What to do: Write out all the entries word for word and omit any pictures.

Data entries
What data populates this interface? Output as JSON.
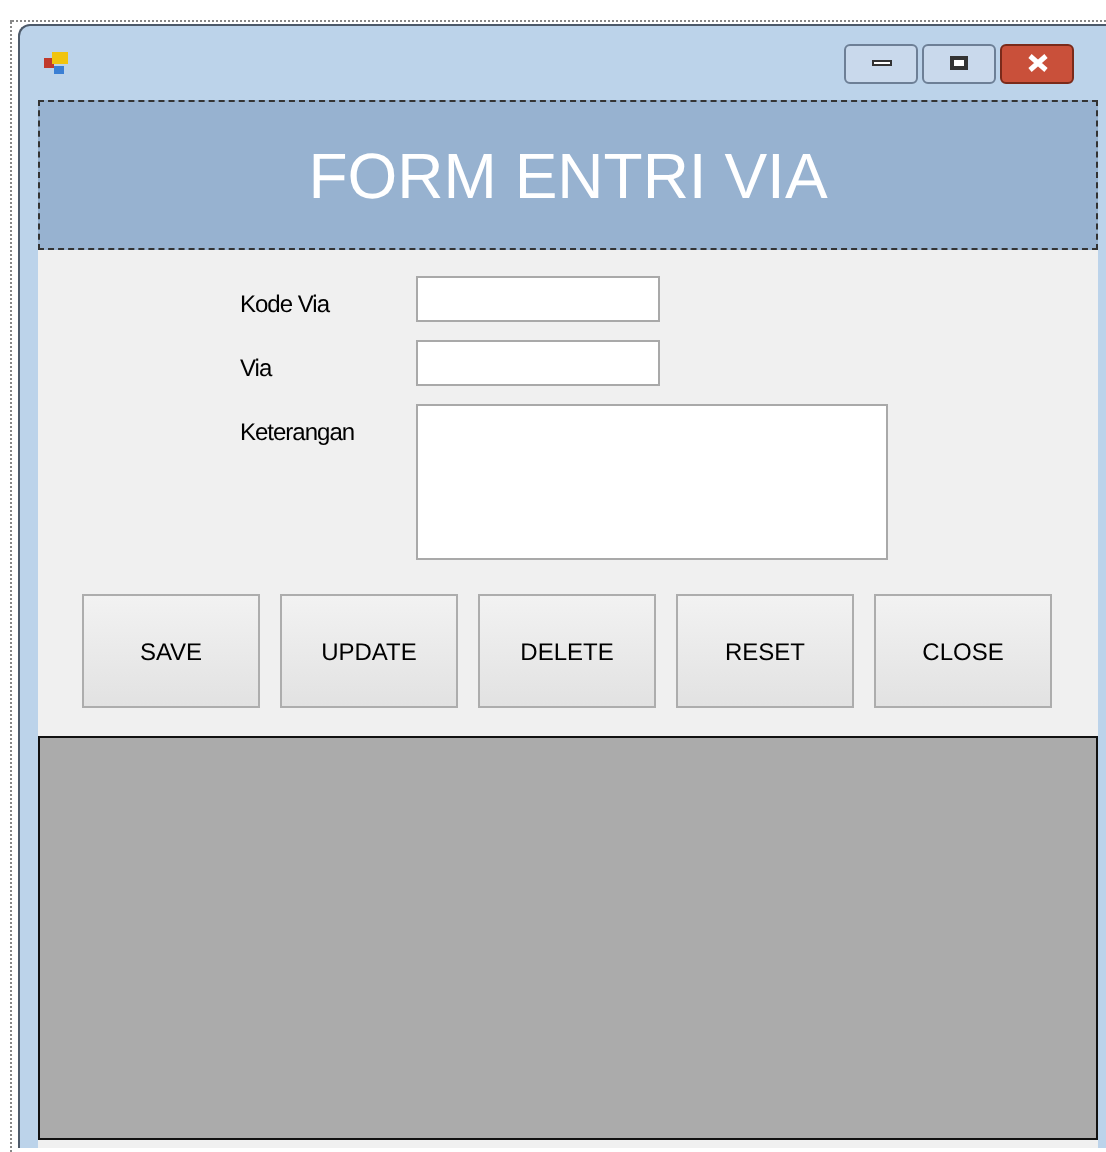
{
  "header": {
    "title": "FORM ENTRI VIA"
  },
  "fields": [
    {
      "label": "Kode Via",
      "kind": "text"
    },
    {
      "label": "Via",
      "kind": "text"
    },
    {
      "label": "Keterangan",
      "kind": "multiline"
    }
  ],
  "buttons": [
    "SAVE",
    "UPDATE",
    "DELETE",
    "RESET",
    "CLOSE"
  ]
}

Exercise result:
What data populates this interface? Output as JSON.
{
  "header": {
    "title": "FORM ENTRI VIA"
  },
  "fields": [
    {
      "label": "Kode Via",
      "kind": "text"
    },
    {
      "label": "Via",
      "kind": "text"
    },
    {
      "label": "Keterangan",
      "kind": "multiline"
    }
  ],
  "buttons": [
    "SAVE",
    "UPDATE",
    "DELETE",
    "RESET",
    "CLOSE"
  ]
}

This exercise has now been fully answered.